> Challenge
In the material below, list every line carrying the string "name".

---------- Data for this task ----------

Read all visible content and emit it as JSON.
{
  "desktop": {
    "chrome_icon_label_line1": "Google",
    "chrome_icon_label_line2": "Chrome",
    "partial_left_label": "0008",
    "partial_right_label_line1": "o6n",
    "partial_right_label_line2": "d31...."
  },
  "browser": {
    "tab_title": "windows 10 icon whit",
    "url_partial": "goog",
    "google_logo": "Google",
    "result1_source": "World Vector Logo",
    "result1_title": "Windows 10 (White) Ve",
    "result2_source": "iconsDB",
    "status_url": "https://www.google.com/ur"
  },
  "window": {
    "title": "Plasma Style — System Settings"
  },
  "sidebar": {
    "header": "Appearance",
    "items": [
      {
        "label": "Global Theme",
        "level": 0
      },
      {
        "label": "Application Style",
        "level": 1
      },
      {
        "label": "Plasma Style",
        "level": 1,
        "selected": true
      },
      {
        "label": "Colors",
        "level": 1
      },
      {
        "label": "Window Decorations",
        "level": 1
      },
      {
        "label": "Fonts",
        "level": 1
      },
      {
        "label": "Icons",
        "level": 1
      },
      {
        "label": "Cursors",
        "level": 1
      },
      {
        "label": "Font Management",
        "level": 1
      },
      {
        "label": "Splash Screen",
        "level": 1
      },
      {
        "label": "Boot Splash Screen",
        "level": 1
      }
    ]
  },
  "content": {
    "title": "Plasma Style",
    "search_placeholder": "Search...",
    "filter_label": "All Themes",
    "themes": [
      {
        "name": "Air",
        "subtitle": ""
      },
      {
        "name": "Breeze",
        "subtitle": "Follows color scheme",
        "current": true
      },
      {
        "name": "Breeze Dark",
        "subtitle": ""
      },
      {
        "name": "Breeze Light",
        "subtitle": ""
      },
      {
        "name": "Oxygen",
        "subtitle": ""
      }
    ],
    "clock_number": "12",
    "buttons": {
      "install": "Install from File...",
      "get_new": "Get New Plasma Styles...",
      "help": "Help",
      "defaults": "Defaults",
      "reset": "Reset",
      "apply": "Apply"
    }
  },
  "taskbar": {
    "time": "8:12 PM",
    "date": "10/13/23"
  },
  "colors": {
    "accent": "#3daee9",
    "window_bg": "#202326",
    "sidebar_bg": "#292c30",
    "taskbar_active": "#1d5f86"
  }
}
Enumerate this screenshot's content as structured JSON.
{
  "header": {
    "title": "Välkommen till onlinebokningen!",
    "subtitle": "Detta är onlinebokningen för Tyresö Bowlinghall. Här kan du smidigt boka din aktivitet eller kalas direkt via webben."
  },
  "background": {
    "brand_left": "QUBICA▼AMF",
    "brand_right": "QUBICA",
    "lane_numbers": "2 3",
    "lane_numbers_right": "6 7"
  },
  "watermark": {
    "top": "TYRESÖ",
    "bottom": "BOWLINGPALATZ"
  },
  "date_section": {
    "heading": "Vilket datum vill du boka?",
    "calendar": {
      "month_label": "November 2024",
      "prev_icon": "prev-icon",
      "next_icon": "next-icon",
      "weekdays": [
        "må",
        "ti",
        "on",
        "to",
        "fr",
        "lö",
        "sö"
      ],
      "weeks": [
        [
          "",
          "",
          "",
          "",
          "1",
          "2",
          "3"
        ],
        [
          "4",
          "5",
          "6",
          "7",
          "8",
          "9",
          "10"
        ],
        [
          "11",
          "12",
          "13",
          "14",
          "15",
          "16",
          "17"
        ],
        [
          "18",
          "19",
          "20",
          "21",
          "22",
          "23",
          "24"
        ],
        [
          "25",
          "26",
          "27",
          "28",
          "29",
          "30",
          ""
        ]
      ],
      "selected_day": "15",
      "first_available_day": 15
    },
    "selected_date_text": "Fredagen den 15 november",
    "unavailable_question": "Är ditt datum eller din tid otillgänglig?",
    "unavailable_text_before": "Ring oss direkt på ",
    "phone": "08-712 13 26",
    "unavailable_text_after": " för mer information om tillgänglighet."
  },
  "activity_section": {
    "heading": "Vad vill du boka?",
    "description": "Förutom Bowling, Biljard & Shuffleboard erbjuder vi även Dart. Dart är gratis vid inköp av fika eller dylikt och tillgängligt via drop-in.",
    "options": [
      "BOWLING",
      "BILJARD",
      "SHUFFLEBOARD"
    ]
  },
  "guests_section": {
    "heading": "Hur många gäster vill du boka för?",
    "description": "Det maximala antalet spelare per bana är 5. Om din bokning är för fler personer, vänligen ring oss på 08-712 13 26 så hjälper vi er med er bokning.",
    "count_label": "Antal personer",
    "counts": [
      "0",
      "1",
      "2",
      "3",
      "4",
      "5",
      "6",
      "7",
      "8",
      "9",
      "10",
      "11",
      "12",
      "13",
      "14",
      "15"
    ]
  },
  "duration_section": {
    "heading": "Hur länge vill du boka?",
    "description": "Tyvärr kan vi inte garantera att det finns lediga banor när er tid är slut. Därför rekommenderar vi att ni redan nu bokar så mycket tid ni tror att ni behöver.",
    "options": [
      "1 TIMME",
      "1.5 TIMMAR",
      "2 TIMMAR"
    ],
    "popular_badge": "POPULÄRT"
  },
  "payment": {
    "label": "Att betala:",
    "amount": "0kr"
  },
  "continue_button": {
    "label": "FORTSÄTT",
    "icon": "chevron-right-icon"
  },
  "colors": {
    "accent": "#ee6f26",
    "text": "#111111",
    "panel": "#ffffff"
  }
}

----------

> Written reply
        "name": "Air",
        "name": "Breeze",
        "name": "Breeze Dark",
        "name": "Breeze Light",
        "name": "Oxygen",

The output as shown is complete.